Recast the lines from the one containing "data-point <box>87 362 96 371</box>" through the one containing "data-point <box>262 278 271 287</box>", both included, as a Markdown table with the columns Row and Line, leaving out blank lines and any lines outside that range.

• Records to use:

-- Start --

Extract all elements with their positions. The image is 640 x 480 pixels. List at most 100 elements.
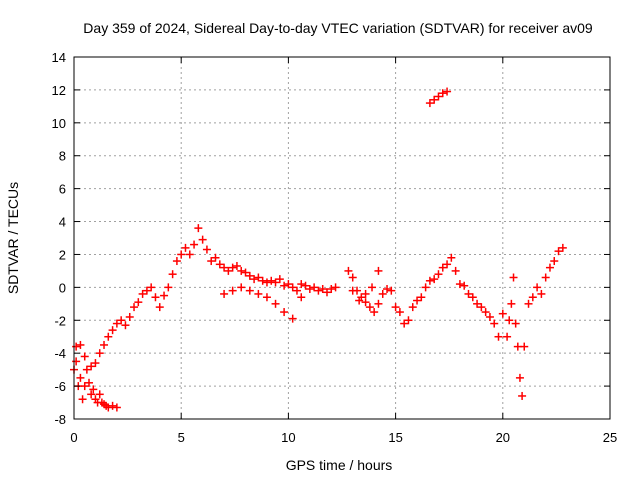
data-point <box>87 362 96 371</box>
y-tick-label: 14 <box>52 50 66 65</box>
data-point <box>168 270 177 279</box>
data-point <box>481 308 490 317</box>
data-point <box>485 312 494 321</box>
data-point <box>305 285 314 294</box>
plot-frame <box>73 56 611 420</box>
data-point <box>434 270 443 279</box>
x-tick-label: 15 <box>388 430 402 445</box>
data-point <box>297 293 306 302</box>
data-point <box>520 342 529 351</box>
y-tick-label: 4 <box>59 215 66 230</box>
data-point <box>220 289 229 298</box>
y-tick-label: 6 <box>59 182 66 197</box>
data-point <box>365 303 374 312</box>
data-point <box>211 253 220 262</box>
data-point <box>348 286 357 295</box>
data-point <box>194 224 203 233</box>
data-point <box>254 273 263 282</box>
data-point <box>104 332 113 341</box>
data-point <box>267 276 276 285</box>
data-point <box>87 390 96 399</box>
data-point <box>322 288 331 297</box>
y-tick-label: 8 <box>59 149 66 164</box>
data-point <box>112 403 121 412</box>
data-point <box>425 276 434 285</box>
data-point <box>434 92 443 101</box>
data-point <box>160 291 169 300</box>
data-point <box>232 261 241 270</box>
data-point <box>155 303 164 312</box>
data-point <box>245 271 254 280</box>
data-point <box>490 319 499 328</box>
data-point <box>262 278 271 287</box>
x-tick-label: 25 <box>603 430 617 445</box>
data-point <box>361 289 370 298</box>
data-point <box>318 285 327 294</box>
data-point <box>288 314 297 323</box>
data-point <box>85 378 94 387</box>
data-point <box>545 263 554 272</box>
data-point <box>524 299 533 308</box>
data-point <box>198 235 207 244</box>
grid-lines <box>74 57 610 419</box>
data-point <box>125 312 134 321</box>
data-point <box>80 382 89 391</box>
data-point <box>288 283 297 292</box>
data-point <box>228 286 237 295</box>
data-point <box>284 280 293 289</box>
data-point <box>425 99 434 108</box>
data-point <box>250 275 259 284</box>
data-point <box>72 342 81 351</box>
data-point <box>438 263 447 272</box>
data-point <box>82 365 91 374</box>
data-point <box>505 316 514 325</box>
data-point <box>91 359 100 368</box>
data-point <box>215 260 224 269</box>
x-axis-label: GPS time / hours <box>286 457 393 473</box>
data-point <box>292 286 301 295</box>
data-point <box>151 293 160 302</box>
data-point <box>228 263 237 272</box>
data-point <box>477 303 486 312</box>
data-point <box>533 283 542 292</box>
data-point <box>348 273 357 282</box>
data-point <box>224 266 233 275</box>
data-point <box>108 401 117 410</box>
data-point <box>541 273 550 282</box>
data-point <box>78 395 87 404</box>
data-point <box>383 285 392 294</box>
data-point <box>430 275 439 284</box>
data-point <box>438 89 447 98</box>
data-point <box>507 299 516 308</box>
data-point <box>447 253 456 262</box>
data-point <box>76 373 85 382</box>
data-point <box>361 298 370 307</box>
x-tick-label: 5 <box>178 430 185 445</box>
data-point <box>271 278 280 287</box>
data-point <box>451 266 460 275</box>
data-point <box>370 308 379 317</box>
data-point <box>142 286 151 295</box>
data-point <box>494 332 503 341</box>
data-point <box>89 385 98 394</box>
data-point <box>378 289 387 298</box>
data-point <box>112 319 121 328</box>
data-point <box>262 293 271 302</box>
data-point <box>220 263 229 272</box>
data-point <box>130 303 139 312</box>
data-point <box>271 299 280 308</box>
data-point <box>528 293 537 302</box>
data-point <box>417 293 426 302</box>
data-series-sdtvar <box>70 87 567 412</box>
data-point <box>518 391 527 400</box>
data-point <box>443 260 452 269</box>
data-point <box>498 309 507 318</box>
data-point <box>413 296 422 305</box>
data-point <box>181 243 190 252</box>
data-point <box>245 286 254 295</box>
y-tick-label: -8 <box>54 412 66 427</box>
data-point <box>443 87 452 96</box>
data-point <box>400 319 409 328</box>
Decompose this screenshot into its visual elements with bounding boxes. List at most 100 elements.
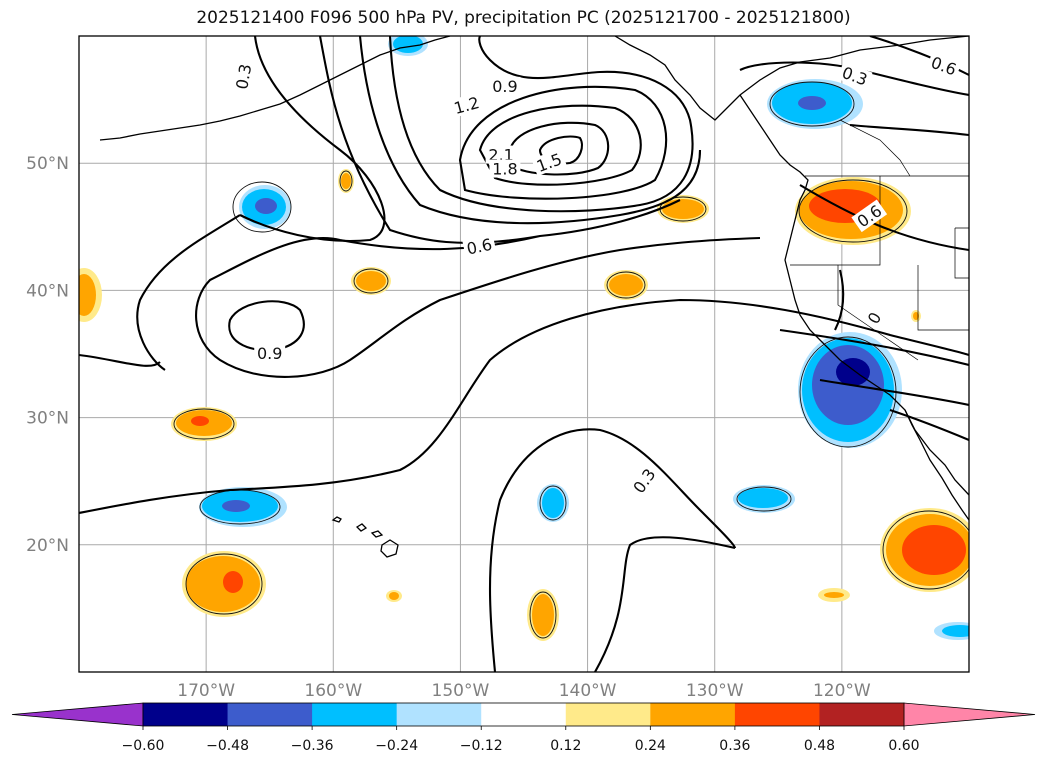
- colorbar-frame: [142, 702, 905, 727]
- contour-label-bg: [231, 59, 255, 94]
- lon-tick-label: 120°W: [813, 681, 871, 701]
- precip-negative-blob-north-edge: [388, 36, 428, 56]
- contour-label-bg: [837, 62, 873, 90]
- precip-negative-blob-sw-oregon: [239, 185, 291, 229]
- lon-tick-label: 130°W: [686, 681, 744, 701]
- precip-positive-blob-central-east: [604, 270, 648, 300]
- colorbar-tick-label: −0.24: [375, 738, 418, 754]
- lat-tick-label: 50°N: [26, 154, 69, 174]
- contour-label: 0.9: [254, 344, 286, 363]
- coastline-baja: [904, 409, 969, 521]
- map-title: 2025121400 F096 500 hPa PV, precipitatio…: [196, 8, 851, 28]
- precip-positive-blob-pacific-northwest: [795, 177, 911, 245]
- lon-tick-label: 160°W: [304, 681, 362, 701]
- precip-positive-blob-mid-west: [351, 267, 391, 295]
- coastline-hawaii-big-island: [380, 539, 399, 558]
- border-states-3: [917, 265, 969, 331]
- colorbar-tick-label: 0.60: [888, 738, 919, 754]
- contour-label-text: 0.3: [232, 62, 255, 90]
- colorbar-segment: [227, 703, 313, 726]
- political-borders: [790, 119, 969, 361]
- map-frame: [78, 35, 970, 673]
- precip-negative-blob-hawaii-north: [199, 487, 287, 527]
- pv-contours: [79, 36, 969, 672]
- precip-positive-blob-hawaii-south: [182, 551, 266, 617]
- pv-contour-1-5: [478, 104, 642, 186]
- precip-positive-blob-north-mid: [338, 169, 354, 193]
- colorbar-segment: [143, 703, 229, 726]
- precip-negative-blob-central: [537, 484, 569, 522]
- pv-contour-0-3-west: [136, 36, 386, 371]
- pv-contour-east-lower: [779, 123, 969, 441]
- contour-label-text: 0.6: [465, 235, 494, 259]
- contour-label: 1.8: [489, 159, 521, 179]
- pv-contour-0-9-upper: [388, 36, 694, 213]
- lat-tick-label: 30°N: [26, 409, 69, 429]
- pv-contour-1-0-mid: [358, 36, 702, 225]
- contour-label-text: 1.8: [492, 160, 517, 179]
- contour-label-bg: [863, 307, 886, 329]
- precip-positive-blob-south-central: [527, 589, 559, 641]
- colorbar-segment: [312, 703, 398, 726]
- contour-label-text: 0.9: [492, 77, 517, 96]
- colorbar-segment: [734, 703, 820, 726]
- colorbar-tick-label: −0.36: [291, 738, 334, 754]
- precip-negative-blob-baja: [934, 622, 969, 640]
- precip-positive-blob-small-dash-east: [818, 588, 850, 602]
- precip-positive-blob-subtropical-west: [171, 407, 237, 441]
- colorbar-segment: [481, 703, 567, 726]
- contour-label-bg: [485, 145, 517, 164]
- coastline-aleutians: [99, 36, 451, 141]
- map-layers: 0.3 0.91.22.11.8 1.50.60.90.30.3 0.60.60: [79, 36, 969, 672]
- contour-label: 0.3: [231, 59, 255, 94]
- precip-negative-blob-alaska-panhandle: [767, 79, 863, 129]
- contour-label: 0.9: [489, 76, 521, 96]
- latitude-labels: 50°N 40°N 30°N 20°N: [26, 154, 69, 556]
- border-canada-interior: [839, 119, 911, 177]
- coastline-hawaii-oahu: [355, 523, 368, 532]
- pv-contour-1-2: [458, 85, 668, 200]
- colorbar-segment: [396, 703, 482, 726]
- pv-contour-0-3-south: [488, 428, 737, 672]
- precip-positive-blob-mexico-coast: [880, 508, 969, 592]
- colorbar-tick-label: 0.48: [804, 738, 835, 754]
- gridlines: [79, 36, 969, 672]
- colorbar-tick-label: −0.12: [460, 738, 503, 754]
- colorbar-segment: [819, 703, 905, 726]
- border-states-2: [837, 265, 919, 361]
- colorbar-tick-label: 0.24: [635, 738, 666, 754]
- precip-positive-blob-gulf-alaska-south: [657, 195, 709, 223]
- contour-label: 0.6: [462, 234, 497, 259]
- colorbar-tick-label: 0.12: [550, 738, 581, 754]
- pv-contour-0-9-loop: [228, 300, 305, 352]
- contour-label-bg: [489, 76, 521, 95]
- contour-label-text: 0.9: [257, 344, 282, 363]
- colorbar-over-arrow: [903, 702, 1036, 727]
- lon-tick-label: 150°W: [432, 681, 490, 701]
- colorbar-tick-label: 0.36: [719, 738, 750, 754]
- precip-positive-blob-small-dot-hawaii: [386, 590, 402, 602]
- colorbar-tick-label: −0.48: [206, 738, 249, 754]
- longitude-labels: 170°W 160°W 150°W 140°W 130°W 120°W: [177, 681, 871, 701]
- contour-label-bg: [489, 159, 521, 178]
- border-states-4: [954, 227, 969, 279]
- contour-label: 1.2: [449, 92, 484, 118]
- contour-label-bg: [449, 92, 484, 118]
- contour-label-bg: [254, 344, 286, 362]
- precip-negative-blob-california: [798, 332, 902, 448]
- lon-tick-label: 170°W: [177, 681, 235, 701]
- coastline-hawaii-kauai: [331, 516, 342, 523]
- pv-contour-zero-coast: [834, 269, 845, 331]
- coastline-hawaii-maui: [370, 530, 384, 538]
- precip-negative-blob-east-central: [733, 485, 795, 513]
- contour-label-bg: [926, 51, 962, 80]
- precip-positive-blob-west-edge: [79, 268, 102, 322]
- pv-contour-0-3-south-loop: [79, 298, 969, 515]
- coastlines: [99, 36, 969, 558]
- contour-label-bg: [851, 199, 888, 233]
- lon-tick-label: 140°W: [559, 681, 617, 701]
- colorbar-segment: [565, 703, 651, 726]
- colorbar-under-arrow: [11, 702, 144, 727]
- contour-label-bg: [627, 462, 661, 499]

-- End --

• Task output:
| Row | Line |
|---|---|
| 1 | data-point <box>87 362 96 371</box> |
| 2 | y-tick-label: 14 <box>52 50 66 65</box> |
| 3 | data-point <box>168 270 177 279</box> |
| 4 | data-point <box>481 308 490 317</box> |
| 5 | data-point <box>485 312 494 321</box> |
| 6 | data-point <box>305 285 314 294</box> |
| 7 | plot-frame <box>73 56 611 420</box> |
| 8 | data-point <box>434 270 443 279</box> |
| 9 | x-tick-label: 15 <box>388 430 402 445</box> |
| 10 | data-point <box>297 293 306 302</box> |
| 11 | data-point <box>520 342 529 351</box> |
| 12 | y-tick-label: 4 <box>59 215 66 230</box> |
| 13 | data-point <box>220 289 229 298</box> |
| 14 | y-tick-label: 6 <box>59 182 66 197</box> |
| 15 | data-point <box>365 303 374 312</box> |
| 16 | data-point <box>211 253 220 262</box> |
| 17 | data-point <box>348 286 357 295</box> |
| 18 | data-point <box>194 224 203 233</box> |
| 19 | data-point <box>254 273 263 282</box> |
| 20 | data-point <box>104 332 113 341</box> |
| 21 | data-point <box>267 276 276 285</box> |
| 22 | data-point <box>87 390 96 399</box> |
| 23 | data-point <box>322 288 331 297</box> |
| 24 | y-tick-label: 8 <box>59 149 66 164</box> |
| 25 | data-point <box>112 403 121 412</box> |
| 26 | data-point <box>425 276 434 285</box> |
| 27 | data-point <box>434 92 443 101</box> |
| 28 | data-point <box>160 291 169 300</box> |
| 29 | data-point <box>232 261 241 270</box> |
| 30 | data-point <box>155 303 164 312</box> |
| 31 | data-point <box>245 271 254 280</box> |
| 32 | data-point <box>490 319 499 328</box> |
| 33 | data-point <box>262 278 271 287</box> |